-- begin --

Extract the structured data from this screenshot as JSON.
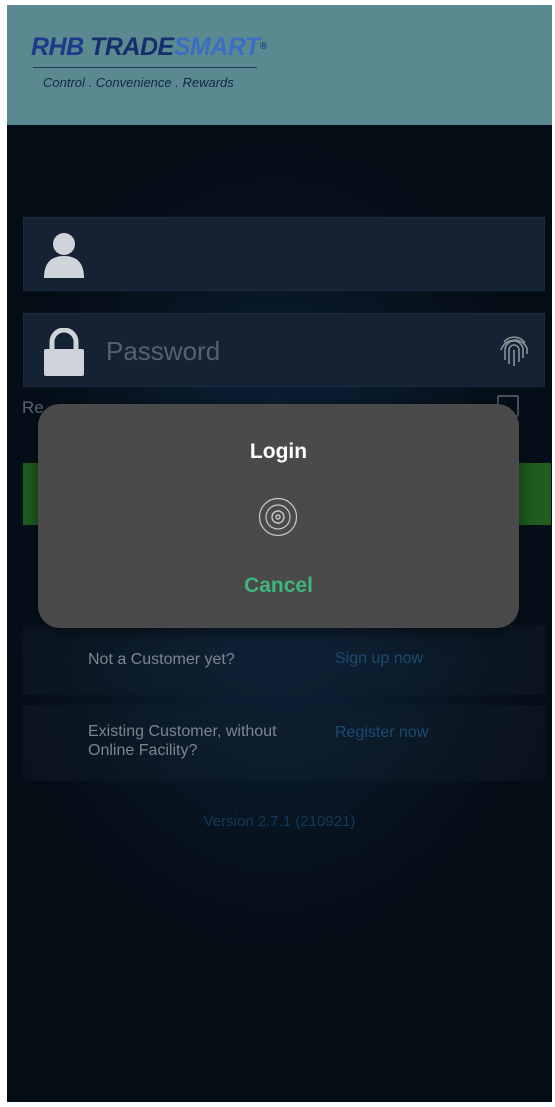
{
  "header": {
    "logo": {
      "part1": "RHB ",
      "part2": "TRADE",
      "part3": "SMART",
      "mark": "®"
    },
    "tagline": "Control . Convenience . Rewards"
  },
  "login_form": {
    "username": {
      "value": "",
      "placeholder": "",
      "icon": "user-icon"
    },
    "password": {
      "value": "",
      "placeholder": "Password",
      "icon": "lock-icon",
      "trailing_icon": "fingerprint-icon"
    },
    "remember_label": "Re",
    "login_button_color": "#1f5e1f"
  },
  "links": {
    "signup_label": "Not a Customer yet?",
    "signup_link": "Sign up now",
    "register_label": "Existing Customer, without Online Facility?",
    "register_link": "Register now"
  },
  "version": "Version 2.7.1 (210921)",
  "dialog": {
    "title": "Login",
    "icon": "fingerprint-icon",
    "cancel_label": "Cancel",
    "cancel_color": "#3fb67a"
  }
}
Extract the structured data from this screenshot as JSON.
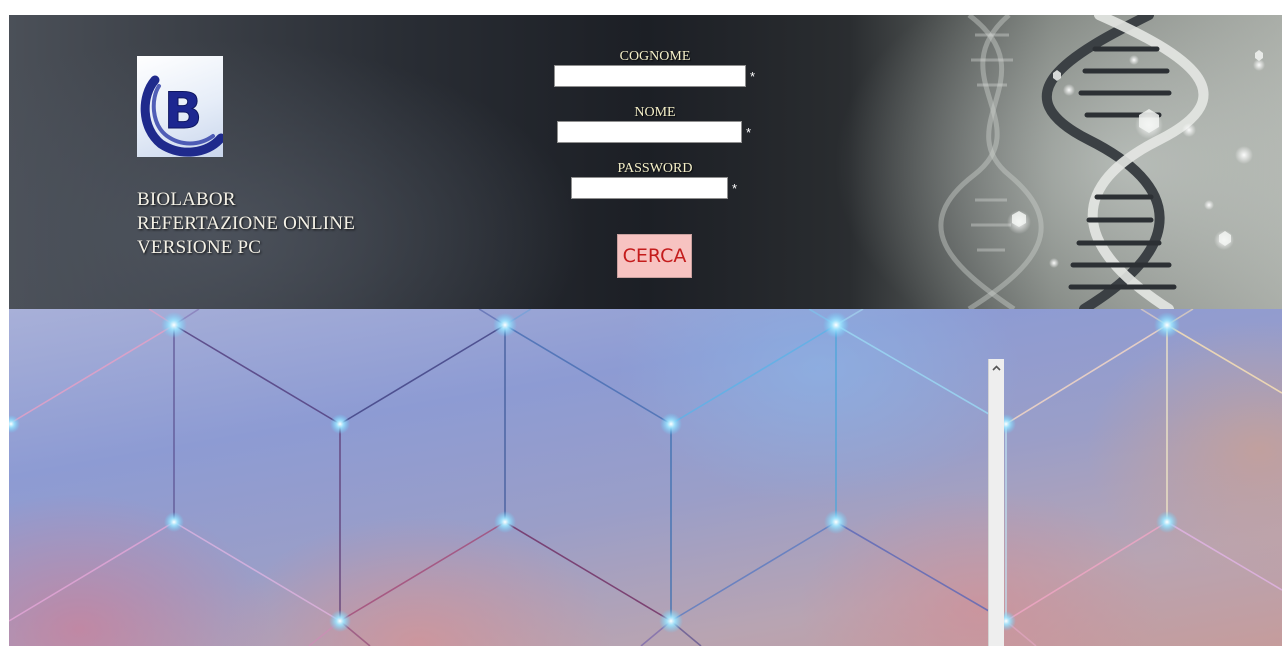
{
  "brand": {
    "logo_letter": "B",
    "lines": [
      "BIOLABOR",
      "REFERTAZIONE ONLINE",
      "VERSIONE PC"
    ]
  },
  "form": {
    "cognome": {
      "label": "COGNOME",
      "value": "",
      "required_mark": "*"
    },
    "nome": {
      "label": "NOME",
      "value": "",
      "required_mark": "*"
    },
    "password": {
      "label": "PASSWORD",
      "value": "",
      "required_mark": "*"
    },
    "submit_label": "CERCA"
  },
  "icons": {
    "logo": "biolabor-logo",
    "scroll_up": "chevron-up-icon"
  },
  "colors": {
    "header_dark": "#1c1f25",
    "label_text": "#f4efc8",
    "button_bg": "#f7c3c1",
    "button_text": "#c41c1c",
    "logo_blue": "#1f2a8c"
  }
}
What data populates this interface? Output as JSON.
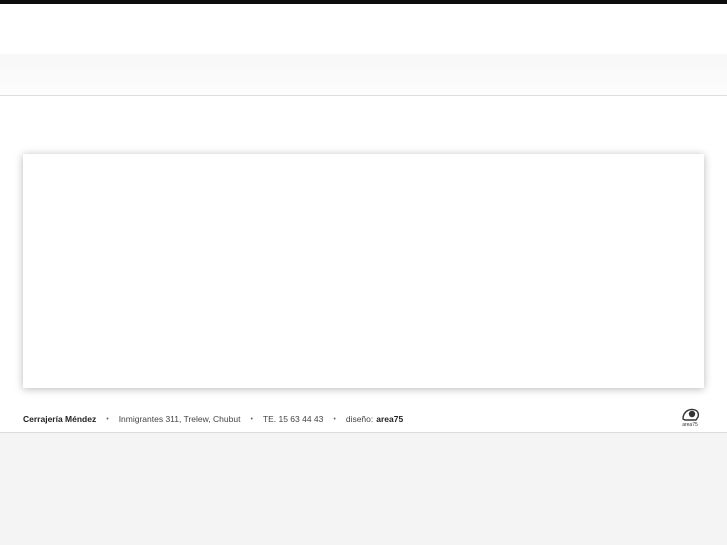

-- end --

_WHAT THE TASK ASKS_
Write out all the entries word for word, but skip any images.

_OUTPUT_
Extract the structured data from this screenshot as JSON.
{
  "header": {
    "logo": {
      "part1": "RHB ",
      "part2": "TRADE",
      "part3": "SMART",
      "mark": "®"
    },
    "tagline": "Control . Convenience . Rewards"
  },
  "login_form": {
    "username": {
      "value": "",
      "placeholder": "",
      "icon": "user-icon"
    },
    "password": {
      "value": "",
      "placeholder": "Password",
      "icon": "lock-icon",
      "trailing_icon": "fingerprint-icon"
    },
    "remember_label": "Re",
    "login_button_color": "#1f5e1f"
  },
  "links": {
    "signup_label": "Not a Customer yet?",
    "signup_link": "Sign up now",
    "register_label": "Existing Customer, without Online Facility?",
    "register_link": "Register now"
  },
  "version": "Version 2.7.1 (210921)",
  "dialog": {
    "title": "Login",
    "icon": "fingerprint-icon",
    "cancel_label": "Cancel",
    "cancel_color": "#3fb67a"
  }
}
Extract the structured data from this screenshot as JSON.
{
  "brand": {
    "logo_letter": "B",
    "lines": [
      "BIOLABOR",
      "REFERTAZIONE ONLINE",
      "VERSIONE PC"
    ]
  },
  "form": {
    "cognome": {
      "label": "COGNOME",
      "value": "",
      "required_mark": "*"
    },
    "nome": {
      "label": "NOME",
      "value": "",
      "required_mark": "*"
    },
    "password": {
      "label": "PASSWORD",
      "value": "",
      "required_mark": "*"
    },
    "submit_label": "CERCA"
  },
  "icons": {
    "logo": "biolabor-logo",
    "scroll_up": "chevron-up-icon"
  },
  "colors": {
    "header_dark": "#1c1f25",
    "label_text": "#f4efc8",
    "button_bg": "#f7c3c1",
    "button_text": "#c41c1c",
    "logo_blue": "#1f2a8c"
  }
}
What data populates this interface? Output as JSON.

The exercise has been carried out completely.